◆ **WHAT NEEDS TO BE DONE**: Copy each line of the material below that includes the string "Anderson".

◆ **TASK INPUT**:
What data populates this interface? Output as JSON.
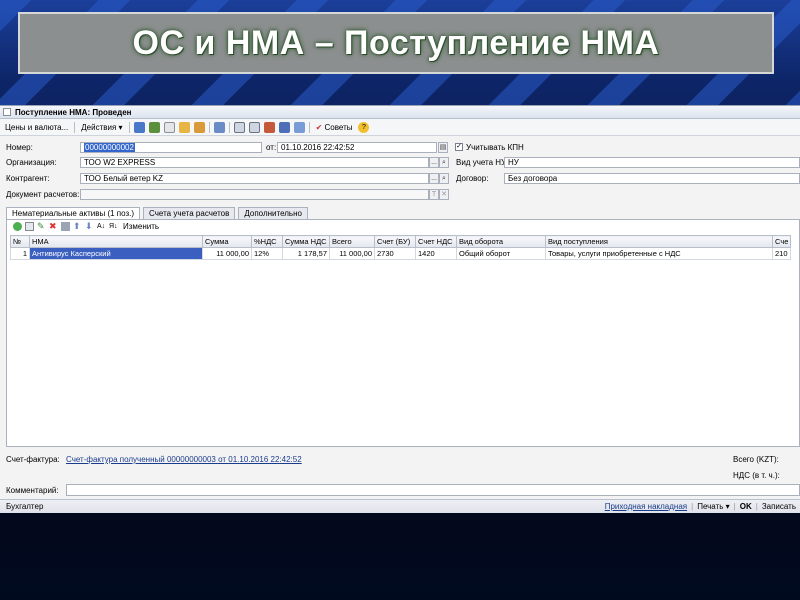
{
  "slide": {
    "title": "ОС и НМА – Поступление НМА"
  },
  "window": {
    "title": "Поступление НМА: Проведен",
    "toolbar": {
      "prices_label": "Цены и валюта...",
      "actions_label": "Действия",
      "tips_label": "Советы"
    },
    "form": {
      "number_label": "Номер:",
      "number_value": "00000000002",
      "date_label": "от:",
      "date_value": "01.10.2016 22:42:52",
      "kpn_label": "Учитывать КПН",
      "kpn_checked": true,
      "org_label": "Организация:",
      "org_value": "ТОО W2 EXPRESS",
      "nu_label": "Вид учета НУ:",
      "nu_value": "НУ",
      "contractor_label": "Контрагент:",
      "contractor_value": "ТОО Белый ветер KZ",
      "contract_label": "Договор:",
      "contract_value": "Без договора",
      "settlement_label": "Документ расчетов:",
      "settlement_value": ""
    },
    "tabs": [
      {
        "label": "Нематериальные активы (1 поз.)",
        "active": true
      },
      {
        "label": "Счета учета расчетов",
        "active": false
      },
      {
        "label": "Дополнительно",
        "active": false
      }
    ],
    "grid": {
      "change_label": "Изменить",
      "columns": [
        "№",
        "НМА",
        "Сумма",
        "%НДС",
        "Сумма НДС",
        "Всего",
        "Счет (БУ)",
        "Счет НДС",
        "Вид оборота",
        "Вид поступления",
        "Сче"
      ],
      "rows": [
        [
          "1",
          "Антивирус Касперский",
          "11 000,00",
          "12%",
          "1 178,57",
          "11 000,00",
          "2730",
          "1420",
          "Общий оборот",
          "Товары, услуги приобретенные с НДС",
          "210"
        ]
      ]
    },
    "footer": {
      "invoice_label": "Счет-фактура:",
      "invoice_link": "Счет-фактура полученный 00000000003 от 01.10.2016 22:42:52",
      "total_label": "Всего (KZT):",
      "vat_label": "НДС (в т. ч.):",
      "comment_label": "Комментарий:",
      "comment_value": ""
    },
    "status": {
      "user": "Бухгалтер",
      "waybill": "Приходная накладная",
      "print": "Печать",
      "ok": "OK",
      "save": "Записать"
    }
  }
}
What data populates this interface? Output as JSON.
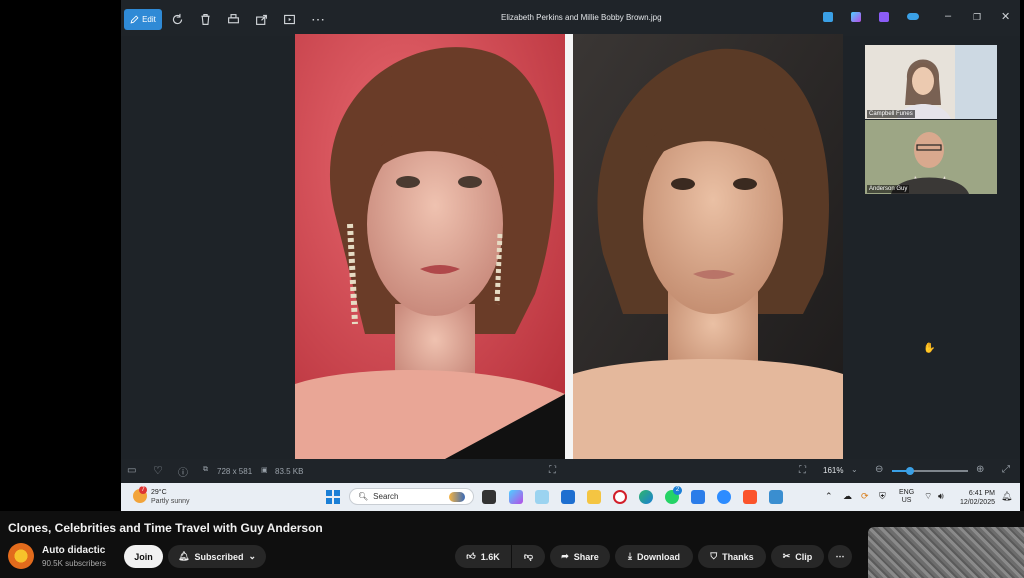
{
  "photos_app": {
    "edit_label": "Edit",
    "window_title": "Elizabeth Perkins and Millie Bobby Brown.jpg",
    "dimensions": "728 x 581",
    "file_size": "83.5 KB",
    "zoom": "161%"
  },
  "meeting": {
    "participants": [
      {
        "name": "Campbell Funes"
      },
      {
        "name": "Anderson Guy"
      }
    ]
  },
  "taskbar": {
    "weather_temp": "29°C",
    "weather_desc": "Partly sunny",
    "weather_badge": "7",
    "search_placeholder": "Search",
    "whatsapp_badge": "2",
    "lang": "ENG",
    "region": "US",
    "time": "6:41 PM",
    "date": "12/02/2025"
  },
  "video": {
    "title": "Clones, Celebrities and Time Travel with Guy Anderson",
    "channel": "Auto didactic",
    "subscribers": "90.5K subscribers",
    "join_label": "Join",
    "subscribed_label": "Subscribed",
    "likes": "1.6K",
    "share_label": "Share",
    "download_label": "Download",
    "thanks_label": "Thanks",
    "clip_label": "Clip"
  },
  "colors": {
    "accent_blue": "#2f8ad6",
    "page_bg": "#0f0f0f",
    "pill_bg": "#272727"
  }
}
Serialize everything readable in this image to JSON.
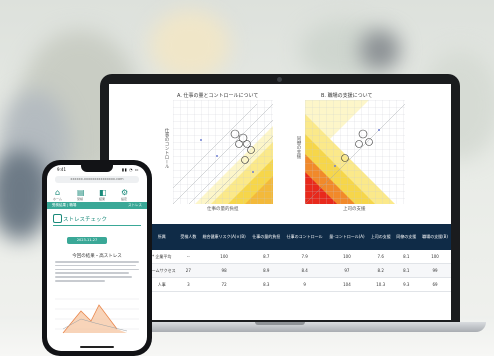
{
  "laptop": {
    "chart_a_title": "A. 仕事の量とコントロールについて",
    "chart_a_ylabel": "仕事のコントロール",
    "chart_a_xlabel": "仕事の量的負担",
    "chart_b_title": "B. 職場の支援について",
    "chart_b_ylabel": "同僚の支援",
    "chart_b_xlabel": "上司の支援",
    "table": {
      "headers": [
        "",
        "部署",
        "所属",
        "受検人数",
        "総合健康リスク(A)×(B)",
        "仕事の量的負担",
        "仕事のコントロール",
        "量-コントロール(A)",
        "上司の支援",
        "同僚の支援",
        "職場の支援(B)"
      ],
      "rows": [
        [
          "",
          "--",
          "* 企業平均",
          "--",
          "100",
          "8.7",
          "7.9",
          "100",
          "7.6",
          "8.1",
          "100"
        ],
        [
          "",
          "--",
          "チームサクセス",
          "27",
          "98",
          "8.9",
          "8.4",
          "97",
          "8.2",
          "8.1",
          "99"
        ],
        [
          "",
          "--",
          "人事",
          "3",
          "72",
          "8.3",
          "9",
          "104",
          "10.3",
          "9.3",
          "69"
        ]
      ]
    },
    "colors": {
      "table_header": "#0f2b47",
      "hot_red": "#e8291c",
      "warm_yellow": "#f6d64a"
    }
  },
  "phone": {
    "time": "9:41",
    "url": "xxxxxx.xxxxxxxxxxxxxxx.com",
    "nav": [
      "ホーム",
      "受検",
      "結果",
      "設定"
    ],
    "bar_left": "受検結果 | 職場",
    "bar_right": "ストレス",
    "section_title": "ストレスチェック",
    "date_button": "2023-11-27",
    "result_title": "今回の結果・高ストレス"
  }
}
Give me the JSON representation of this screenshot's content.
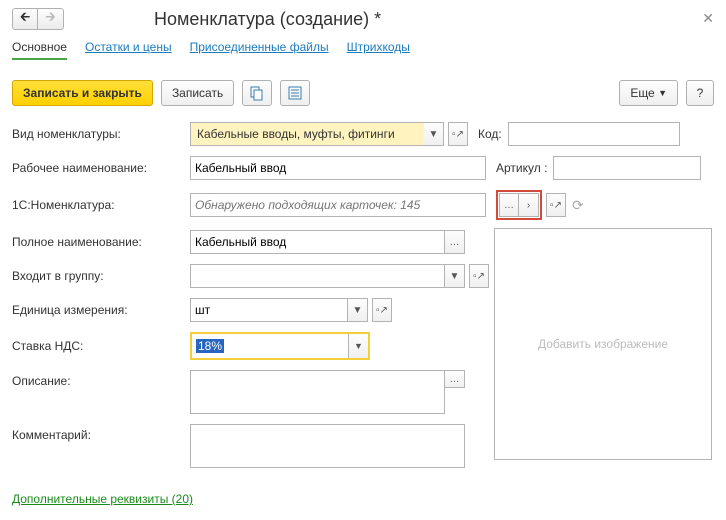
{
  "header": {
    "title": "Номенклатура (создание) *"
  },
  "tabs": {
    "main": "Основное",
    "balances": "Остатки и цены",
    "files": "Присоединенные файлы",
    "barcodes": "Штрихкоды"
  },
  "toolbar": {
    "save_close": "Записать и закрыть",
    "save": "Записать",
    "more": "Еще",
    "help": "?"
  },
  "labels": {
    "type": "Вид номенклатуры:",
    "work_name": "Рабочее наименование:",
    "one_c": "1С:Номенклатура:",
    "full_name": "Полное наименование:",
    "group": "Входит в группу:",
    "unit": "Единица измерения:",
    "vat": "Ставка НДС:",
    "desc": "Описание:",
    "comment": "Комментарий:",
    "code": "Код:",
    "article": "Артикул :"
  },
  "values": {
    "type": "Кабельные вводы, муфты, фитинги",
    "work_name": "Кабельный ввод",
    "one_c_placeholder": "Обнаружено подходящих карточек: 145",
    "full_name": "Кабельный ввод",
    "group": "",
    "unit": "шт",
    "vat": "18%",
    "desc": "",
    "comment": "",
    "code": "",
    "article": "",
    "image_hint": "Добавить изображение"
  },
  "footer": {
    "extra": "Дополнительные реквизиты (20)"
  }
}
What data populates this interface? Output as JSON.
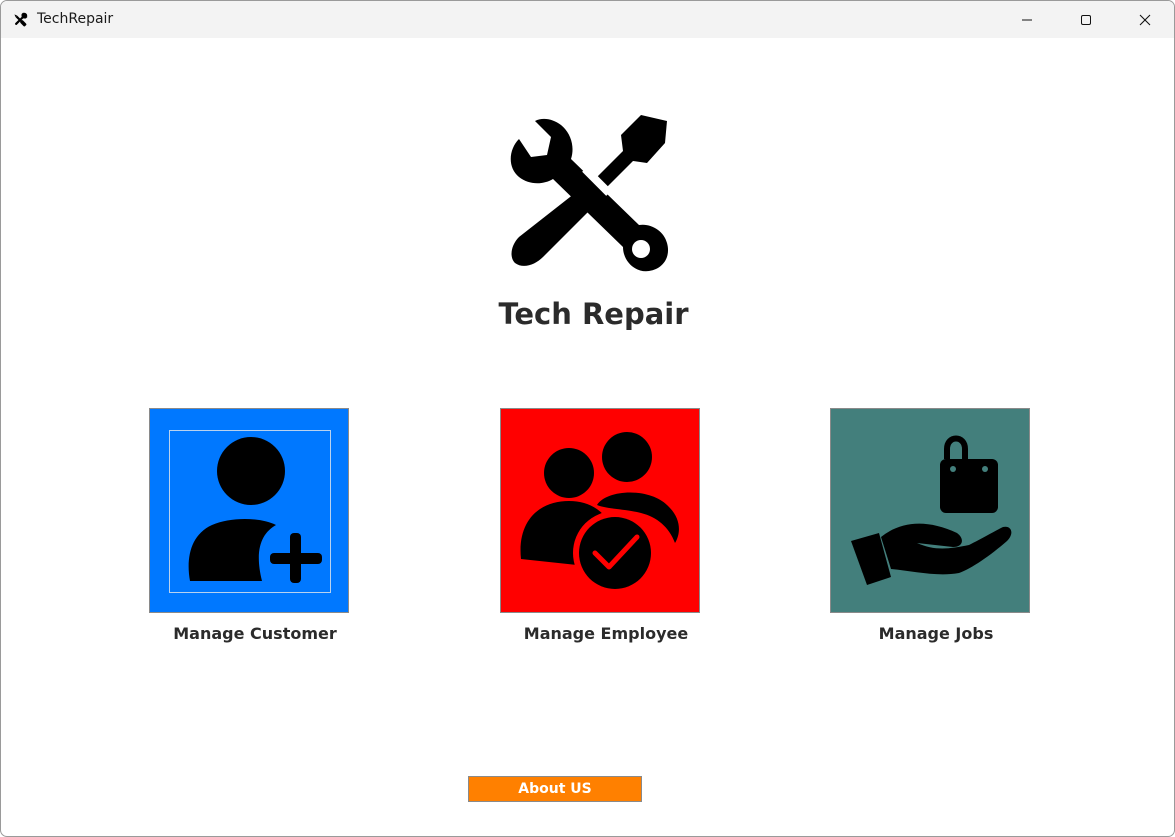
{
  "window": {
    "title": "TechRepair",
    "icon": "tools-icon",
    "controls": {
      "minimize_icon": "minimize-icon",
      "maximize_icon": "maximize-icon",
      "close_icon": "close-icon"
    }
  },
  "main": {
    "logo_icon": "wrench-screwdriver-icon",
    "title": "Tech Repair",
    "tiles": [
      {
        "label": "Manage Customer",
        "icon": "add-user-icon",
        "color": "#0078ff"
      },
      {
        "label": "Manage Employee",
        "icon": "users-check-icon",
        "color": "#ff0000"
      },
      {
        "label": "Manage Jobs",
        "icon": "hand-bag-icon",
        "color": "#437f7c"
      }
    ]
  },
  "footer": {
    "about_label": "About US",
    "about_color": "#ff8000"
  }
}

◆ **RESPONSE**:
        "name": "Anderson Guy"
    "title": "Clones, Celebrities and Time Travel with Guy Anderson",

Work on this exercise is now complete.